- **RECORDED INFORMATION**
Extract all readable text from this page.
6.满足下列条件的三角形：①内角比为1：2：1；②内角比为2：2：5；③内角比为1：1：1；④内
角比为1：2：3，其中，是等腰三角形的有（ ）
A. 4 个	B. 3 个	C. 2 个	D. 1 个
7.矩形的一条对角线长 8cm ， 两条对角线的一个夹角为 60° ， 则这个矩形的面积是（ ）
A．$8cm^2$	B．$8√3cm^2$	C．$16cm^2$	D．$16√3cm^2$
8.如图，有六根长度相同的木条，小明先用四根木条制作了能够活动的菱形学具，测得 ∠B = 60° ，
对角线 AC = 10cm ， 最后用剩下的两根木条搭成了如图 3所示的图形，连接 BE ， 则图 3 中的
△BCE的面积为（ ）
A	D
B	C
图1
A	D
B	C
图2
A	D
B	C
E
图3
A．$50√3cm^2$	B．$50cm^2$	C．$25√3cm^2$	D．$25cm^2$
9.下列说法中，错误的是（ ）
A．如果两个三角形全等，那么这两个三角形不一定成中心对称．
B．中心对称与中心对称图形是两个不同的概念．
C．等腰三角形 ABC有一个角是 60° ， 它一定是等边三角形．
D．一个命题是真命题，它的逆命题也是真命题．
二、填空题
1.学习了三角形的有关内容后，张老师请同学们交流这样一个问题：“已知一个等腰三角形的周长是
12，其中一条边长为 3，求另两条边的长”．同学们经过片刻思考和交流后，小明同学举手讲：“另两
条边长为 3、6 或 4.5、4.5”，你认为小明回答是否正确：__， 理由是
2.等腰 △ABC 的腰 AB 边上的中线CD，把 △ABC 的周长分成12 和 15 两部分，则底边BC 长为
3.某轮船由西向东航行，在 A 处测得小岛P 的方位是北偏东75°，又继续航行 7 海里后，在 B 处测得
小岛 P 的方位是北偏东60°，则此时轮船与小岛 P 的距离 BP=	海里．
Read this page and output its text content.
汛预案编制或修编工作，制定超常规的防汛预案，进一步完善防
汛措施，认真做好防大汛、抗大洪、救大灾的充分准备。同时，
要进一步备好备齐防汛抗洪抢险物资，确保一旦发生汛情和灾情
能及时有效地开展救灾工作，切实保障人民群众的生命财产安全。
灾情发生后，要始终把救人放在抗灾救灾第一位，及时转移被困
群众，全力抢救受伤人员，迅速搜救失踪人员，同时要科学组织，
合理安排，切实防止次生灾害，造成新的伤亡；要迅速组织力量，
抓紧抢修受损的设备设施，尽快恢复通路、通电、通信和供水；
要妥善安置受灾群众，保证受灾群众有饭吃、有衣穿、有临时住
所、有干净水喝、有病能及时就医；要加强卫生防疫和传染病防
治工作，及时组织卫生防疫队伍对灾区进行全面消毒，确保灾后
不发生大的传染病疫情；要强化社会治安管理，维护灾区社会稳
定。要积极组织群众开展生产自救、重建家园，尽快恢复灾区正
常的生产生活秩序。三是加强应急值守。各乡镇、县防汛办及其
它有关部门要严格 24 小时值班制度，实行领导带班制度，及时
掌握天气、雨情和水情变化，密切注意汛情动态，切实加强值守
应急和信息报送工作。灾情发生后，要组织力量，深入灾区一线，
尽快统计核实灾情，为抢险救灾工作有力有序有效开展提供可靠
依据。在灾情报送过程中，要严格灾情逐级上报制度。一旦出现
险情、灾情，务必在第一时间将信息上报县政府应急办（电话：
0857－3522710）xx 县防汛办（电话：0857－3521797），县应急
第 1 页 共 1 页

- **WRITTEN TASK**
Pick out each line containing "page" and report it.

- **OUTPUT**
Extract all readable text from this page.
Read this page and output its text content.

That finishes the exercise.